- TASK OBJECTIVE: Scan the data below for the string "ovat". Copy every line where it appears.

===

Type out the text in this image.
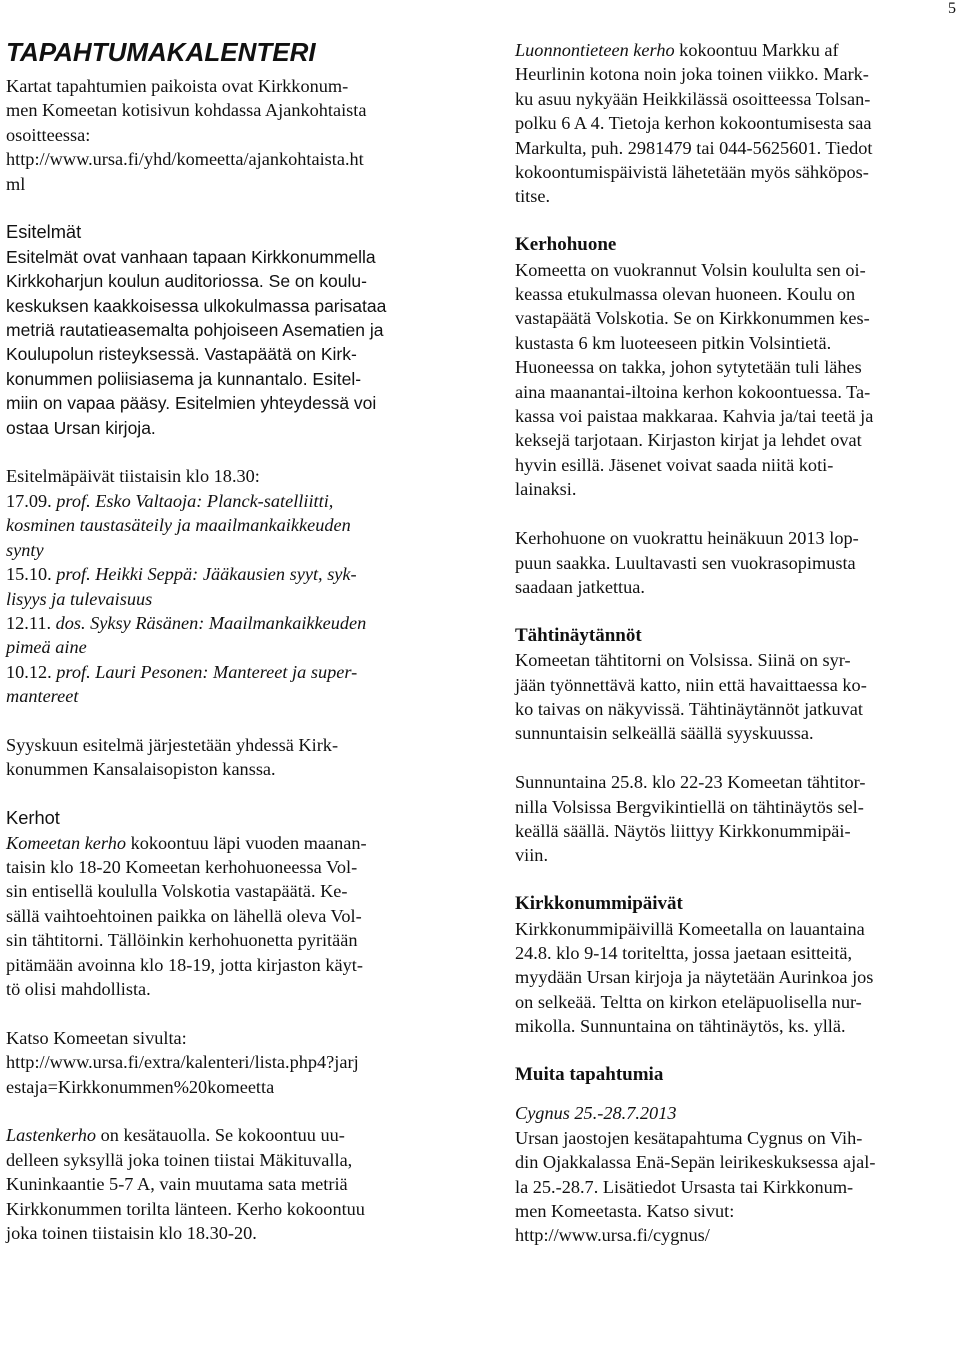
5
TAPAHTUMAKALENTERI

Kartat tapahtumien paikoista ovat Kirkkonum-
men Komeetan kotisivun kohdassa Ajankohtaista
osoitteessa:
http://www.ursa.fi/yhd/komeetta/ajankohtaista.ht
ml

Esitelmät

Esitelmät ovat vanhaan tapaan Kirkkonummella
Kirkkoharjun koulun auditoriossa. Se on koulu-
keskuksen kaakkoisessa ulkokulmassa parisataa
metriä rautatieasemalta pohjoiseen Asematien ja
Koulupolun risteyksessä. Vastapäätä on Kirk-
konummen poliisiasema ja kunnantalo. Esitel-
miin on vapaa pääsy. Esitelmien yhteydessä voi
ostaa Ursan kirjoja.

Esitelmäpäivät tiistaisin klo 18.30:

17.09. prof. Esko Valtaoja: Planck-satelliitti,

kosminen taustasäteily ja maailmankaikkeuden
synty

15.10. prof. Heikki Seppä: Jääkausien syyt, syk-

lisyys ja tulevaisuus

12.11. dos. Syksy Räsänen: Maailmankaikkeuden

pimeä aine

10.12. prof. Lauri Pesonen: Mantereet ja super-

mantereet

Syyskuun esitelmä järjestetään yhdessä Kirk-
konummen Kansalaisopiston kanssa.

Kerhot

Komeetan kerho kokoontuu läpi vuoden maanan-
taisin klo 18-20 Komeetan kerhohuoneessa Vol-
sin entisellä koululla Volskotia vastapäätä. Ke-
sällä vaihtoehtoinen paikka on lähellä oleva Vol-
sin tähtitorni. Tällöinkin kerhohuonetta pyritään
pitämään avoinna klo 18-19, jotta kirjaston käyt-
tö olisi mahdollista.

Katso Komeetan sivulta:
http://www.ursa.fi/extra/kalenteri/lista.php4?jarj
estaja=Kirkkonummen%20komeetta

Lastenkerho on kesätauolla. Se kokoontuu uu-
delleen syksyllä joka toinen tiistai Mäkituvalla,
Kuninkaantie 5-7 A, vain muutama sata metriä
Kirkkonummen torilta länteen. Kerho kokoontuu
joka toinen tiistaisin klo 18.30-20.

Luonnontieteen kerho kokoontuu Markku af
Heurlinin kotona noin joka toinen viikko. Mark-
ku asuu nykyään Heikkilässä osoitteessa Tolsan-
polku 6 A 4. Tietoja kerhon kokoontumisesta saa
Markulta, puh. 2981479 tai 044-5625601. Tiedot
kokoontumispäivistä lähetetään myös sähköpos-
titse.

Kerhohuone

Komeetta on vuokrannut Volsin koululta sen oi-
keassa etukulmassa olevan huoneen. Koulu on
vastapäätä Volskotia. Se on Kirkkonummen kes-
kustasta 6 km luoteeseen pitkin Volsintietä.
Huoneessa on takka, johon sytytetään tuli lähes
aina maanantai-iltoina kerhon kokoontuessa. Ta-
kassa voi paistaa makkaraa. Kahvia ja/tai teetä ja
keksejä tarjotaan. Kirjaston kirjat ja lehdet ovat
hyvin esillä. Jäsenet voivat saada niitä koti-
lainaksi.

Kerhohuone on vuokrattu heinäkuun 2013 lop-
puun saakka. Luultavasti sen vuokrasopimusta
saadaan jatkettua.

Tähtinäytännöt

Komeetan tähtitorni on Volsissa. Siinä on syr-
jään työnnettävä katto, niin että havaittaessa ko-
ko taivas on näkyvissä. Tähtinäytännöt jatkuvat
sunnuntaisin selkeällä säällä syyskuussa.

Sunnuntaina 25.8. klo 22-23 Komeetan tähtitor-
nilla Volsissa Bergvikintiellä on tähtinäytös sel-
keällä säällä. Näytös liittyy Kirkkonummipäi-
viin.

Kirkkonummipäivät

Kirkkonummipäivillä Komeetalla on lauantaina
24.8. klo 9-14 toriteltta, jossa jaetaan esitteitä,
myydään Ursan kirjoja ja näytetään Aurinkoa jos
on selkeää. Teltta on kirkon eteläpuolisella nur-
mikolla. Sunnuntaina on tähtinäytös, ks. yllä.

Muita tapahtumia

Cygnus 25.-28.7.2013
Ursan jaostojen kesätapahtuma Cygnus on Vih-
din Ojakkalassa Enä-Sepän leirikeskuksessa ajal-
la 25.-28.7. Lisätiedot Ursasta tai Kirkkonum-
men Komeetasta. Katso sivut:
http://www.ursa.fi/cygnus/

===

- TASK SOLUTION:
Kartat tapahtumien paikoista ovat Kirkkonum-
Esitelmät ovat vanhaan tapaan Kirkkonummella
keksejä tarjotaan. Kirjaston kirjat ja lehdet ovat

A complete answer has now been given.